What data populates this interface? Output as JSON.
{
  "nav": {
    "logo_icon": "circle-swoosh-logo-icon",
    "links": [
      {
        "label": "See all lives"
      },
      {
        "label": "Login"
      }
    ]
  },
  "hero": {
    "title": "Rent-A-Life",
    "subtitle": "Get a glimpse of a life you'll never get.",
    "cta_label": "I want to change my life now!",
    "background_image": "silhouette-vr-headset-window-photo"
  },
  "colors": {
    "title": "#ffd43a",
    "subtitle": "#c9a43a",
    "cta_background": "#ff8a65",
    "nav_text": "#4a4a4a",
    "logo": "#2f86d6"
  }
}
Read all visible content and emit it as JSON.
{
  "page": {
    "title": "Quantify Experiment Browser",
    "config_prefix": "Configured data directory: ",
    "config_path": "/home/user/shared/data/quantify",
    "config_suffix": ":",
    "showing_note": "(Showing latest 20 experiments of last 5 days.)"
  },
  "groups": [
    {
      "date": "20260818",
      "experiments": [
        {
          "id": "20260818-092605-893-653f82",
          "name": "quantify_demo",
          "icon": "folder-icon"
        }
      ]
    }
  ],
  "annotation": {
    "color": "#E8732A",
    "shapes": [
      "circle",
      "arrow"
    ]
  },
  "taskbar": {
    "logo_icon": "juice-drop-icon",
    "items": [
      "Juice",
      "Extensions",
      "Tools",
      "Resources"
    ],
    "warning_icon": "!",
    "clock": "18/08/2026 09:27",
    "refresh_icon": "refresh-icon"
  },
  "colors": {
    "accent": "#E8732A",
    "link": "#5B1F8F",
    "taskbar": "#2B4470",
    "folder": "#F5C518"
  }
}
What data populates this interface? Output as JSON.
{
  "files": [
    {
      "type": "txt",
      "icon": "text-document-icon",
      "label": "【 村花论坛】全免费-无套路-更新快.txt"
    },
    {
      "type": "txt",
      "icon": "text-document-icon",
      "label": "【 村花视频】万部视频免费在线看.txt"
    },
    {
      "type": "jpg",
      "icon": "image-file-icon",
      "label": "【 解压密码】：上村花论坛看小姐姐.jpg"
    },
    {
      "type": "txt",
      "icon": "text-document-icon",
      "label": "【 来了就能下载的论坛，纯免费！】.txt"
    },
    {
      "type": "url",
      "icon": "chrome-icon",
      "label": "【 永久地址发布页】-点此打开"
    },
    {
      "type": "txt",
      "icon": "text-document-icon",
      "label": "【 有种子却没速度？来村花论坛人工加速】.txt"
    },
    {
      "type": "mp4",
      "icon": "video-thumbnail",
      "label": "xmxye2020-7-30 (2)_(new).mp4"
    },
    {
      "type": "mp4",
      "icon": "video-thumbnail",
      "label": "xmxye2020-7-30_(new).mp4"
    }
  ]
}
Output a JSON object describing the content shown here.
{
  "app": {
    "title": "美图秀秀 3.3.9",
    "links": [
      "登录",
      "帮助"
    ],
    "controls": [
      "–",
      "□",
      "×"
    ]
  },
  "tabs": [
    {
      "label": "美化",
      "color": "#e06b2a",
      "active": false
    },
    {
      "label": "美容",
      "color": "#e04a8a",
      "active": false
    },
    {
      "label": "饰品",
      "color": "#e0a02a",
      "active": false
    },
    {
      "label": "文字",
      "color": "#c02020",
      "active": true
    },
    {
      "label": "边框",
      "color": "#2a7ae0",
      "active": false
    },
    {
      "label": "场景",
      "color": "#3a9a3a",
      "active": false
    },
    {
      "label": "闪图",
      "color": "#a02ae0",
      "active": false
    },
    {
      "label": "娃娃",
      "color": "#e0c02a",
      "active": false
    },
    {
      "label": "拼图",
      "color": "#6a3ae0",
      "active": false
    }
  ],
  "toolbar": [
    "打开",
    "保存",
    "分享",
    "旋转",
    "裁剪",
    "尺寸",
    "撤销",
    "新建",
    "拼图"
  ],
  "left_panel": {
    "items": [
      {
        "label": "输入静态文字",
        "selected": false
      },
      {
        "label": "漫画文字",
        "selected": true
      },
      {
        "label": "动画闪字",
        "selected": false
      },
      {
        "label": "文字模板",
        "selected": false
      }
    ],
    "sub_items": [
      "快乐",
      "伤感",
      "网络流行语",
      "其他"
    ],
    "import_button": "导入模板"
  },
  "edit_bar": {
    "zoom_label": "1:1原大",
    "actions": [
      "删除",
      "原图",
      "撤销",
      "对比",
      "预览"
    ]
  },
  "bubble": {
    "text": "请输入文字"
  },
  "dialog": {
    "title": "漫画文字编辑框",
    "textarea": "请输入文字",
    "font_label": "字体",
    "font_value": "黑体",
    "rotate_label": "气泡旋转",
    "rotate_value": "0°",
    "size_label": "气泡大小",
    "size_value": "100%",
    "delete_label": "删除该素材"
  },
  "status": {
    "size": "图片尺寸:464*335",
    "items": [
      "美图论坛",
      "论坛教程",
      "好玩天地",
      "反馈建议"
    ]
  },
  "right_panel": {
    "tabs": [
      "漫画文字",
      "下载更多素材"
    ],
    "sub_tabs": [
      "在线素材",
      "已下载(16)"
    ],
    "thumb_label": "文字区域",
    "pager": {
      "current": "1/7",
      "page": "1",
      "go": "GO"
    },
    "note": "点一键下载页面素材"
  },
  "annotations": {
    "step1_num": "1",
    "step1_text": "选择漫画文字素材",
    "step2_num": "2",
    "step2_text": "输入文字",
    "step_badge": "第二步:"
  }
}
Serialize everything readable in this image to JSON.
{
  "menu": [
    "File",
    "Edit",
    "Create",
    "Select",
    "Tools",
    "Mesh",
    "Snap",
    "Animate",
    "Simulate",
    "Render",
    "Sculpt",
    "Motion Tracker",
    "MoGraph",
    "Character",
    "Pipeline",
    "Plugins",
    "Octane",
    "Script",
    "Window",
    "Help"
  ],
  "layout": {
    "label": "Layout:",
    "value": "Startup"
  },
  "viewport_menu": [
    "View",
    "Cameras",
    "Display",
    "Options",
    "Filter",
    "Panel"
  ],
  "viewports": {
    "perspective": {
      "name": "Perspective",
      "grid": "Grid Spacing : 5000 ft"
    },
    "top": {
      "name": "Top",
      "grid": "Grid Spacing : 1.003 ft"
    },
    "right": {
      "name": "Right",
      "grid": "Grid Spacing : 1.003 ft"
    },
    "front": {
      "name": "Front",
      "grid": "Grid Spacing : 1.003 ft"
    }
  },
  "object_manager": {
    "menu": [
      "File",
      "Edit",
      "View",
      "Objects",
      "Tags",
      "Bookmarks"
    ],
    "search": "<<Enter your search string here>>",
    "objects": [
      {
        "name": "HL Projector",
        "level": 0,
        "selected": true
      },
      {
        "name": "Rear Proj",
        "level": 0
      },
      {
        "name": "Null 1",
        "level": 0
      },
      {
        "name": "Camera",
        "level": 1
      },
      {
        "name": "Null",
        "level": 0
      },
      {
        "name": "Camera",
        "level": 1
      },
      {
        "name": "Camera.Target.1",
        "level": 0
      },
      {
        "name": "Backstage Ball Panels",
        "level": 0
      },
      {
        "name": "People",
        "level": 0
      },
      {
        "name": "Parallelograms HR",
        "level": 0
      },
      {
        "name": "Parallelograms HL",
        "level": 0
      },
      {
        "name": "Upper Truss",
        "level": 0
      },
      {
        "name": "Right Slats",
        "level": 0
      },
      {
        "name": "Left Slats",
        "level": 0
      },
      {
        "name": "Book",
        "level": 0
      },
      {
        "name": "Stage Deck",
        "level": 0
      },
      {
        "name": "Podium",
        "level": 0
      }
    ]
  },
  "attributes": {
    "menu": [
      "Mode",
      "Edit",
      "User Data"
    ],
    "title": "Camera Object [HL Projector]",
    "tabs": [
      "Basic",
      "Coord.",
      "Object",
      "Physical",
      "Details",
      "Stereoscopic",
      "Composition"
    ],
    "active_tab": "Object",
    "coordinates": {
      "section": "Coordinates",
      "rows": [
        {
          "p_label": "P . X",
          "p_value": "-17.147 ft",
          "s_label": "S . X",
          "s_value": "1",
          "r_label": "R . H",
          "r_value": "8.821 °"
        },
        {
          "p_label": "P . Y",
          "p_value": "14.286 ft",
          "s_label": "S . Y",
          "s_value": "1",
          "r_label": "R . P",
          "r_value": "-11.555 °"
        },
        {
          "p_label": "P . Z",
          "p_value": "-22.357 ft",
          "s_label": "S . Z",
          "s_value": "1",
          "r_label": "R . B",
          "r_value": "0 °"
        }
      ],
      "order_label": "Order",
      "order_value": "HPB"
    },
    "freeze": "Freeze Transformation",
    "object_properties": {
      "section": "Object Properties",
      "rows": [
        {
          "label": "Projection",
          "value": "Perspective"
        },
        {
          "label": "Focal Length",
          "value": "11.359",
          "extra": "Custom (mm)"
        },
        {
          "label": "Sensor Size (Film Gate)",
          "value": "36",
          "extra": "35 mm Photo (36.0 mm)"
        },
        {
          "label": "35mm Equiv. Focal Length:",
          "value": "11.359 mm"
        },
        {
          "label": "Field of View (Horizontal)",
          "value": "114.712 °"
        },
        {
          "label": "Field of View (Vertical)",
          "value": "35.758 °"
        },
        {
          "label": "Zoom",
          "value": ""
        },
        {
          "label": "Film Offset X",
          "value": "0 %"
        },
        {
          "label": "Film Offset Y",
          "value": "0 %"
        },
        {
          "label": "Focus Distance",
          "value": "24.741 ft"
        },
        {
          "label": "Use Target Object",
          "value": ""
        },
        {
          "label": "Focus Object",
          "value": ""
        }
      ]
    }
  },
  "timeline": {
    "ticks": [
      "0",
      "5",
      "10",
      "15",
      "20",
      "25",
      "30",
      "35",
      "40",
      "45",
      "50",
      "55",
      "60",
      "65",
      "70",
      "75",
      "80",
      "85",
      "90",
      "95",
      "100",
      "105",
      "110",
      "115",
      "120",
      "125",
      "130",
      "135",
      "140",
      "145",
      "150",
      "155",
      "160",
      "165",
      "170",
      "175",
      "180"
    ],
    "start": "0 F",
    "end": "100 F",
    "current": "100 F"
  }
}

== == ==

> Exercise description
Pull out every line holding "section" from the records above, and copy it.

> Result of this exercise
      "section": "Coordinates",
      "section": "Object Properties",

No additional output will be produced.